Records from a data collection:
=====
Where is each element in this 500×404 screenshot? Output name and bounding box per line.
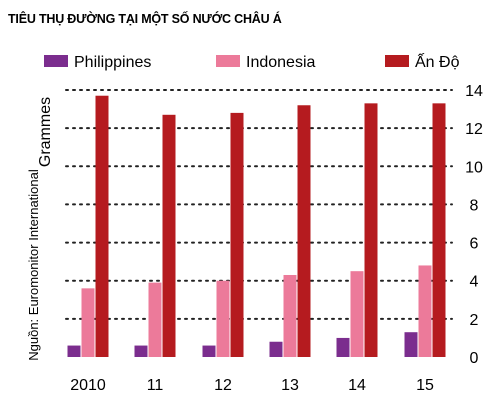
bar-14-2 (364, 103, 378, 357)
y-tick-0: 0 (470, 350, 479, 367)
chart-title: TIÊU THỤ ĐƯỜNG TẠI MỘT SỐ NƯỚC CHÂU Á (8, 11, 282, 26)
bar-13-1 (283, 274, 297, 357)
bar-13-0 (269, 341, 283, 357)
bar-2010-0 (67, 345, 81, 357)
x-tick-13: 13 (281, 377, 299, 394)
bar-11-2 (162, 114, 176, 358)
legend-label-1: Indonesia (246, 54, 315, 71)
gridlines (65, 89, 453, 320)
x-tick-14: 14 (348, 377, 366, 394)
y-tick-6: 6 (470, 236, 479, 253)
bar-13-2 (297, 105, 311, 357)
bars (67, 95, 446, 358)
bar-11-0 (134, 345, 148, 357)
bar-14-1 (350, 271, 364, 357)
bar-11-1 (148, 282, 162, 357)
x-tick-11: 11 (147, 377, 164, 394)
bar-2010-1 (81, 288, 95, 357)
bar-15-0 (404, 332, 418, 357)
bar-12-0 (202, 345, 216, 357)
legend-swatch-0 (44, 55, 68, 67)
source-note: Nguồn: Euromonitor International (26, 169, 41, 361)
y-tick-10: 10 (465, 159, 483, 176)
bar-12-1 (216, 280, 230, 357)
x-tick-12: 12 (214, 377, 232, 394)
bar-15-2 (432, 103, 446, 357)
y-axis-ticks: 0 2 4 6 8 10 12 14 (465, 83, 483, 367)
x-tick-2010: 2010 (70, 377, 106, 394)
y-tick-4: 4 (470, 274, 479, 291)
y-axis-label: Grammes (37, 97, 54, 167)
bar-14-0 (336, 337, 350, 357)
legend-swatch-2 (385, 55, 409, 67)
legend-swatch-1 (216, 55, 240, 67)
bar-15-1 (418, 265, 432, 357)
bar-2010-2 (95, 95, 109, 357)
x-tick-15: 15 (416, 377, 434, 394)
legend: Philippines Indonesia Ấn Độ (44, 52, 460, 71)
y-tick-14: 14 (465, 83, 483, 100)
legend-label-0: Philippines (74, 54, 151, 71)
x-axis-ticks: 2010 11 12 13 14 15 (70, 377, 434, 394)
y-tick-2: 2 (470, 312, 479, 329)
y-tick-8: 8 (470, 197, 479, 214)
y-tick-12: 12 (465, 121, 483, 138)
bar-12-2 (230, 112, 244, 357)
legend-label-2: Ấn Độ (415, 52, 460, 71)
=====
**GOAL OF THE EXERCISE:**
Return the lines above unchanged, starting at the line that contains "bar-14-2 (364, 103, 378, 357)" and ending at the line that contains "legend-label-0: Philippines (74, 54, 151, 71)", with both of those lines included.

**WRITTEN REPLY:**
bar-14-2 (364, 103, 378, 357)
y-tick-0: 0 (470, 350, 479, 367)
chart-title: TIÊU THỤ ĐƯỜNG TẠI MỘT SỐ NƯỚC CHÂU Á (8, 11, 282, 26)
bar-13-1 (283, 274, 297, 357)
bar-13-0 (269, 341, 283, 357)
bar-2010-0 (67, 345, 81, 357)
x-tick-13: 13 (281, 377, 299, 394)
bar-11-2 (162, 114, 176, 358)
legend-label-1: Indonesia (246, 54, 315, 71)
gridlines (65, 89, 453, 320)
x-tick-14: 14 (348, 377, 366, 394)
y-tick-6: 6 (470, 236, 479, 253)
bar-13-2 (297, 105, 311, 357)
bars (67, 95, 446, 358)
bar-11-0 (134, 345, 148, 357)
bar-14-1 (350, 271, 364, 357)
bar-11-1 (148, 282, 162, 357)
x-tick-11: 11 (147, 377, 164, 394)
bar-2010-1 (81, 288, 95, 357)
bar-15-0 (404, 332, 418, 357)
bar-12-0 (202, 345, 216, 357)
legend-swatch-0 (44, 55, 68, 67)
source-note: Nguồn: Euromonitor International (26, 169, 41, 361)
y-tick-10: 10 (465, 159, 483, 176)
bar-12-1 (216, 280, 230, 357)
x-tick-12: 12 (214, 377, 232, 394)
bar-15-2 (432, 103, 446, 357)
y-axis-ticks: 0 2 4 6 8 10 12 14 (465, 83, 483, 367)
x-tick-2010: 2010 (70, 377, 106, 394)
y-tick-4: 4 (470, 274, 479, 291)
y-axis-label: Grammes (37, 97, 54, 167)
bar-14-0 (336, 337, 350, 357)
legend-swatch-2 (385, 55, 409, 67)
legend-swatch-1 (216, 55, 240, 67)
bar-15-1 (418, 265, 432, 357)
bar-2010-2 (95, 95, 109, 357)
x-tick-15: 15 (416, 377, 434, 394)
legend: Philippines Indonesia Ấn Độ (44, 52, 460, 71)
y-tick-14: 14 (465, 83, 483, 100)
legend-label-0: Philippines (74, 54, 151, 71)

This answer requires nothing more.